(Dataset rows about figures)
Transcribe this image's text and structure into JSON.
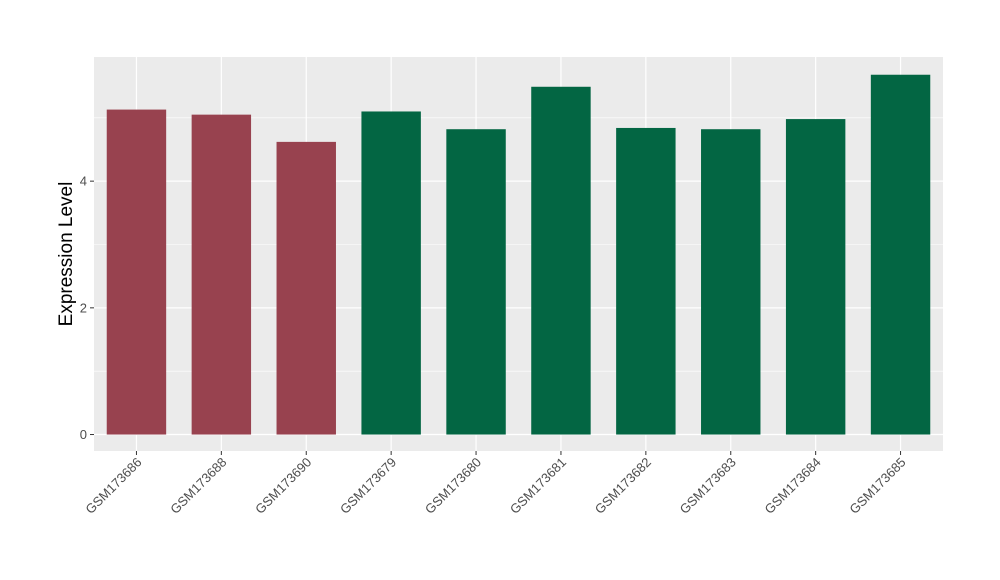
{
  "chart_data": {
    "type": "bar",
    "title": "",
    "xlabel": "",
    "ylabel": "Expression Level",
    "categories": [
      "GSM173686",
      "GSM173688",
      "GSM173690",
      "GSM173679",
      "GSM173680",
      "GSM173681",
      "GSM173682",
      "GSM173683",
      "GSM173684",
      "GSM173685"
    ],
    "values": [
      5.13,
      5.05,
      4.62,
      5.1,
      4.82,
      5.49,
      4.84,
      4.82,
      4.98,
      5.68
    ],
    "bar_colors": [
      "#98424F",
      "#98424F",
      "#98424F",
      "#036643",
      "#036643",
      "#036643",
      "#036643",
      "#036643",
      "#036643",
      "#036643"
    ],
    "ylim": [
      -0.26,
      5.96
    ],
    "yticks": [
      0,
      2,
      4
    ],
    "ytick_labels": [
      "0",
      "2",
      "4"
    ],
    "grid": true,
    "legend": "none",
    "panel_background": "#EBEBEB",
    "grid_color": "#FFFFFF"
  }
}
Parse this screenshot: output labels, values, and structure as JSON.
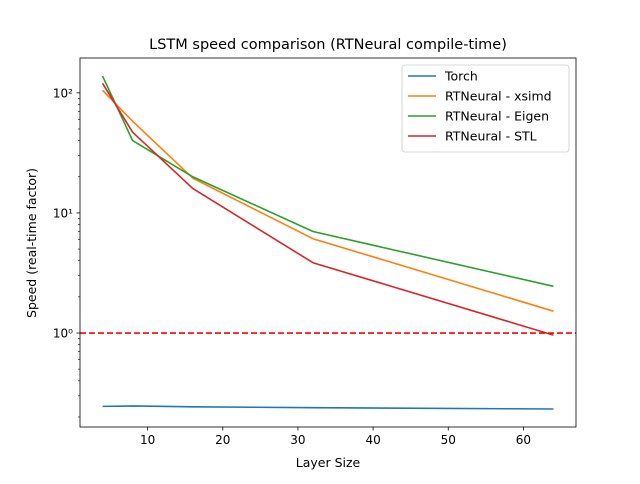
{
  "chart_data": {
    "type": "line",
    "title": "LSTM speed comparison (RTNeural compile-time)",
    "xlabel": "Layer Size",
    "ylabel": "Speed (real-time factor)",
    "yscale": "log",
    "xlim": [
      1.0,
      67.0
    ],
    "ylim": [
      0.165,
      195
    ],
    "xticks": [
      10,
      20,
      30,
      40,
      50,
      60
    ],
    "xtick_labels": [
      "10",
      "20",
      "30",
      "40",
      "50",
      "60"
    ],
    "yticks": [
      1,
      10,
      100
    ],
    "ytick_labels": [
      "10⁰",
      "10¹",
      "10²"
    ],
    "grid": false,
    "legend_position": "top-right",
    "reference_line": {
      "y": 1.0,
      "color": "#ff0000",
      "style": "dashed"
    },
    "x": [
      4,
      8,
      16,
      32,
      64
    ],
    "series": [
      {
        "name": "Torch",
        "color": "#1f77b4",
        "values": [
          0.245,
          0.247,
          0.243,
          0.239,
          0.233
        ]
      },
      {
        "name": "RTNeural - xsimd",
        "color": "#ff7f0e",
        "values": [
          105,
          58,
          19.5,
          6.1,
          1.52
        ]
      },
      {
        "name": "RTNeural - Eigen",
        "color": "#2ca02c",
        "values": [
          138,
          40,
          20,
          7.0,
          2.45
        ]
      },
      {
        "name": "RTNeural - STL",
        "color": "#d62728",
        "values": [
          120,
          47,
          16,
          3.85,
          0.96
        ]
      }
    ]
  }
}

### Directions
Write out the full set of lines verbatim, without the pictures.

### Correct answer
Transcribe this image's text and structure into JSON.
{
  "chart_data": {
    "type": "bar",
    "title": "",
    "xlabel": "",
    "ylabel": "Expression Level",
    "categories": [
      "GSM173686",
      "GSM173688",
      "GSM173690",
      "GSM173679",
      "GSM173680",
      "GSM173681",
      "GSM173682",
      "GSM173683",
      "GSM173684",
      "GSM173685"
    ],
    "values": [
      5.13,
      5.05,
      4.62,
      5.1,
      4.82,
      5.49,
      4.84,
      4.82,
      4.98,
      5.68
    ],
    "bar_colors": [
      "#98424F",
      "#98424F",
      "#98424F",
      "#036643",
      "#036643",
      "#036643",
      "#036643",
      "#036643",
      "#036643",
      "#036643"
    ],
    "ylim": [
      -0.26,
      5.96
    ],
    "yticks": [
      0,
      2,
      4
    ],
    "ytick_labels": [
      "0",
      "2",
      "4"
    ],
    "grid": true,
    "legend": "none",
    "panel_background": "#EBEBEB",
    "grid_color": "#FFFFFF"
  }
}
Parse this screenshot: output labels, values, and structure as JSON.
{
  "chart_data": {
    "type": "line",
    "title": "LSTM speed comparison (RTNeural compile-time)",
    "xlabel": "Layer Size",
    "ylabel": "Speed (real-time factor)",
    "yscale": "log",
    "xlim": [
      1.0,
      67.0
    ],
    "ylim": [
      0.165,
      195
    ],
    "xticks": [
      10,
      20,
      30,
      40,
      50,
      60
    ],
    "xtick_labels": [
      "10",
      "20",
      "30",
      "40",
      "50",
      "60"
    ],
    "yticks": [
      1,
      10,
      100
    ],
    "ytick_labels": [
      "10⁰",
      "10¹",
      "10²"
    ],
    "grid": false,
    "legend_position": "top-right",
    "reference_line": {
      "y": 1.0,
      "color": "#ff0000",
      "style": "dashed"
    },
    "x": [
      4,
      8,
      16,
      32,
      64
    ],
    "series": [
      {
        "name": "Torch",
        "color": "#1f77b4",
        "values": [
          0.245,
          0.247,
          0.243,
          0.239,
          0.233
        ]
      },
      {
        "name": "RTNeural - xsimd",
        "color": "#ff7f0e",
        "values": [
          105,
          58,
          19.5,
          6.1,
          1.52
        ]
      },
      {
        "name": "RTNeural - Eigen",
        "color": "#2ca02c",
        "values": [
          138,
          40,
          20,
          7.0,
          2.45
        ]
      },
      {
        "name": "RTNeural - STL",
        "color": "#d62728",
        "values": [
          120,
          47,
          16,
          3.85,
          0.96
        ]
      }
    ]
  }
}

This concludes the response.